WHAT YOU HAVE TO DO: Locate all lines with the word "name". Copy them.
====
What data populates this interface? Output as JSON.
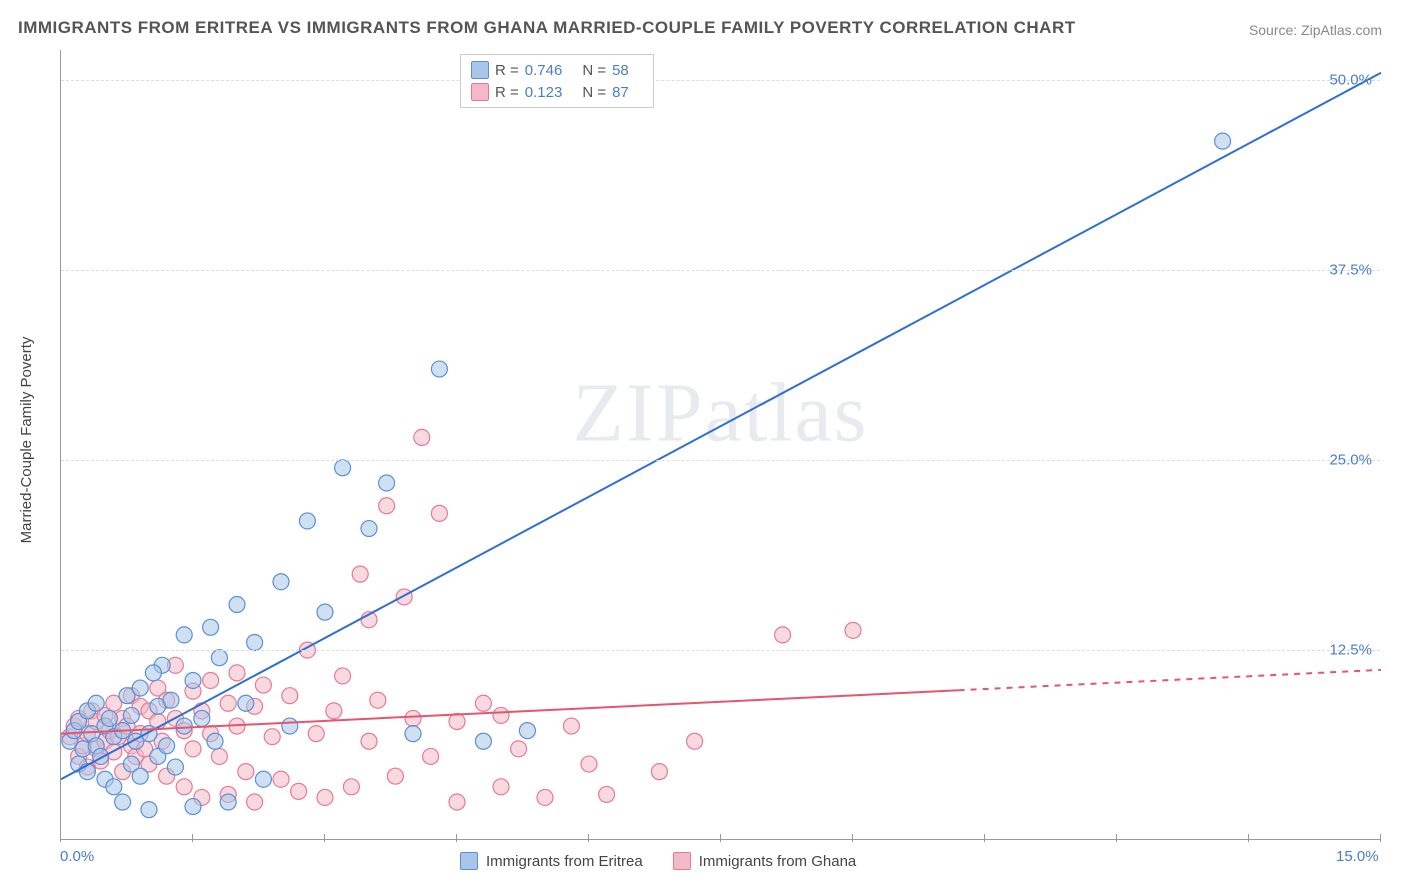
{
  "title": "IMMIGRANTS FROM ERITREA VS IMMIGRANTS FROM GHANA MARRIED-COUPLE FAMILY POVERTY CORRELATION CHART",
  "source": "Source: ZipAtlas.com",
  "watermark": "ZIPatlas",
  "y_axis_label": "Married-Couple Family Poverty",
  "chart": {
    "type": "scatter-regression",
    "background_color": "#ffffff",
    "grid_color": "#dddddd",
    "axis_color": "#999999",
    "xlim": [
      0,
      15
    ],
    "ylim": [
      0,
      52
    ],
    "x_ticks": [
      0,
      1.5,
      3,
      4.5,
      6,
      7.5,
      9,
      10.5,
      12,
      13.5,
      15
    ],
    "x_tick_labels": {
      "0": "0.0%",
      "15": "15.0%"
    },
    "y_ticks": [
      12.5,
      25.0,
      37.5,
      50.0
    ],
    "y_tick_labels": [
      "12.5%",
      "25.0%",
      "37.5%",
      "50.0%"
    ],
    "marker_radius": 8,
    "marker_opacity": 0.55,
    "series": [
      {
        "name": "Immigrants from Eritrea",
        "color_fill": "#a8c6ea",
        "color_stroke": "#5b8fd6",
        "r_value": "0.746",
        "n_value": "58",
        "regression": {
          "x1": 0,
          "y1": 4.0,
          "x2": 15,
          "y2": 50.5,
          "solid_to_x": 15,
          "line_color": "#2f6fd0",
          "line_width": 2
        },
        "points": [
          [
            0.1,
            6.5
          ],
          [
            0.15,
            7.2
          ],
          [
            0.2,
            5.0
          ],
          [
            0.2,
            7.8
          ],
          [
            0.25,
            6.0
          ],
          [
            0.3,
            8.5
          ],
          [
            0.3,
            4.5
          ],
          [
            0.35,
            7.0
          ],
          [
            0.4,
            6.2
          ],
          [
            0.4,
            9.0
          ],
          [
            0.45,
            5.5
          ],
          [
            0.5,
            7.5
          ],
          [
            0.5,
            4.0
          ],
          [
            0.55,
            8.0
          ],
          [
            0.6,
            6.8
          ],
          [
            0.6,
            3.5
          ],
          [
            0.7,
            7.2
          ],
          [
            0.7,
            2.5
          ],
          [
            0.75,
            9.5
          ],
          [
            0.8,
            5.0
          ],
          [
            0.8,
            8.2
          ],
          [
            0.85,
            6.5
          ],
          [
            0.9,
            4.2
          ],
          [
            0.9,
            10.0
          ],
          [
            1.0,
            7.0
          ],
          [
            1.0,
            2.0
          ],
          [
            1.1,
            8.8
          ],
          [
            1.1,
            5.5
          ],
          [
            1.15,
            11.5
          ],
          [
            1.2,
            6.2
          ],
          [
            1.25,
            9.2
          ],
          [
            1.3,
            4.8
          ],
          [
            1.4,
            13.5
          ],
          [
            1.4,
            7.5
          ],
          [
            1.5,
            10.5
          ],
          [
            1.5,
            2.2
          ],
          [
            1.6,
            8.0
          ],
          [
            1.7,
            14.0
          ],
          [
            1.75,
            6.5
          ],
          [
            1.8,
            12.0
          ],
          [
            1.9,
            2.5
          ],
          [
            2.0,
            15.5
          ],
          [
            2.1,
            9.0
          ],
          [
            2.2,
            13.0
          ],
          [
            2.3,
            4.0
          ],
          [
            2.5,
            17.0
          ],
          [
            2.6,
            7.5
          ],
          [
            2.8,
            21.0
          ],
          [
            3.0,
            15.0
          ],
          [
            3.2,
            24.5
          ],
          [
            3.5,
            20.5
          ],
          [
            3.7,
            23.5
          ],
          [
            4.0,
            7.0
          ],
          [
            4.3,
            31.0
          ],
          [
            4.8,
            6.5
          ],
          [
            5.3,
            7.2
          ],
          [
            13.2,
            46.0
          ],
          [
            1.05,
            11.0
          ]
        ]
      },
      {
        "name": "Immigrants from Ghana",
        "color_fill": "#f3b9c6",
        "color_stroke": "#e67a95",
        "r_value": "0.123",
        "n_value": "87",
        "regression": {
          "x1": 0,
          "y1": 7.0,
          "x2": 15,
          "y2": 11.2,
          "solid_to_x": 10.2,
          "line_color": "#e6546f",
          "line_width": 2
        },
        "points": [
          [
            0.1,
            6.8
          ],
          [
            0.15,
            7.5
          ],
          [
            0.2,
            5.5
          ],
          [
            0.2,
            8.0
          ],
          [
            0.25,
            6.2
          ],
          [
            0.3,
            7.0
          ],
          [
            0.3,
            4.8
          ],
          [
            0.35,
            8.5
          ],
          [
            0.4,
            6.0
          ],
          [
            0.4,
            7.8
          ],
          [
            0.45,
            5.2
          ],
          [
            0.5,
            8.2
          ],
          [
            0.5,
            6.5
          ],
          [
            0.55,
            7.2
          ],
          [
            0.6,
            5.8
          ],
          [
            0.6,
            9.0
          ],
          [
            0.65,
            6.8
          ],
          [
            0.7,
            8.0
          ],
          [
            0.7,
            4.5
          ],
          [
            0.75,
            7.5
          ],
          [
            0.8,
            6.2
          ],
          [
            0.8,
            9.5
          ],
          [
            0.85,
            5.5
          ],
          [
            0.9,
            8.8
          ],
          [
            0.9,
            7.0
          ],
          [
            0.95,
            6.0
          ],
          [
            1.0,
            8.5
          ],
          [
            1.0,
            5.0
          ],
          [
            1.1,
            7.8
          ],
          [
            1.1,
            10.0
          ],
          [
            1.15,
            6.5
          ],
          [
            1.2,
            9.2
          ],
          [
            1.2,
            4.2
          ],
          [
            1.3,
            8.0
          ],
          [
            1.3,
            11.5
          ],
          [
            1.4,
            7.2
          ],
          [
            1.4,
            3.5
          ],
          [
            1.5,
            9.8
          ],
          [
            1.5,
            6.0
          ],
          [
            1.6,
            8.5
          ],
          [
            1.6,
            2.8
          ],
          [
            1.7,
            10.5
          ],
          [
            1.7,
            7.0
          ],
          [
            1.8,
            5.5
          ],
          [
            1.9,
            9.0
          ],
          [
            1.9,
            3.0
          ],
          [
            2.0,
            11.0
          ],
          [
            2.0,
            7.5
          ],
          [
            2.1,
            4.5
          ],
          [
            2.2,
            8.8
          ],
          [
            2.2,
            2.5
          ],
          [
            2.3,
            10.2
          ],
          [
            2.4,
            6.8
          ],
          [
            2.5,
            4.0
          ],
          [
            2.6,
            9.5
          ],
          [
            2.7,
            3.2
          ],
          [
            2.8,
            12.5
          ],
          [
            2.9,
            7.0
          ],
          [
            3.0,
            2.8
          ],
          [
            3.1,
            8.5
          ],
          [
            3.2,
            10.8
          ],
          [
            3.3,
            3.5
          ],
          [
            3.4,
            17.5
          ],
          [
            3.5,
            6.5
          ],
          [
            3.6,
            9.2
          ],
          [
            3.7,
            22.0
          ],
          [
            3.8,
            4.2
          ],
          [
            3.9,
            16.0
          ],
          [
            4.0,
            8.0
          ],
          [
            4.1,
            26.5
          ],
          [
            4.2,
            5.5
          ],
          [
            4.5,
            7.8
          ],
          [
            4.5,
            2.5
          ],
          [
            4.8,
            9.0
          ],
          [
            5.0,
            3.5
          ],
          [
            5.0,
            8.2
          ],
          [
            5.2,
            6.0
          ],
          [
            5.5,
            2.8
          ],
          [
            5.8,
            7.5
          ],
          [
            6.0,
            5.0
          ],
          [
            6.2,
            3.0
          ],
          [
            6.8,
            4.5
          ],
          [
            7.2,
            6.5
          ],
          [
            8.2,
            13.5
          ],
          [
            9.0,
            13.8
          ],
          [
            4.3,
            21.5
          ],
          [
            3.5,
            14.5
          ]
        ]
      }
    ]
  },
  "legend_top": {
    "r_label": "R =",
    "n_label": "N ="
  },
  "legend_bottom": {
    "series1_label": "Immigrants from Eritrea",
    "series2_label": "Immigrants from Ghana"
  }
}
====
FULL OUTPUT:
        "name": "Immigrants from Eritrea",
        "name": "Immigrants from Ghana",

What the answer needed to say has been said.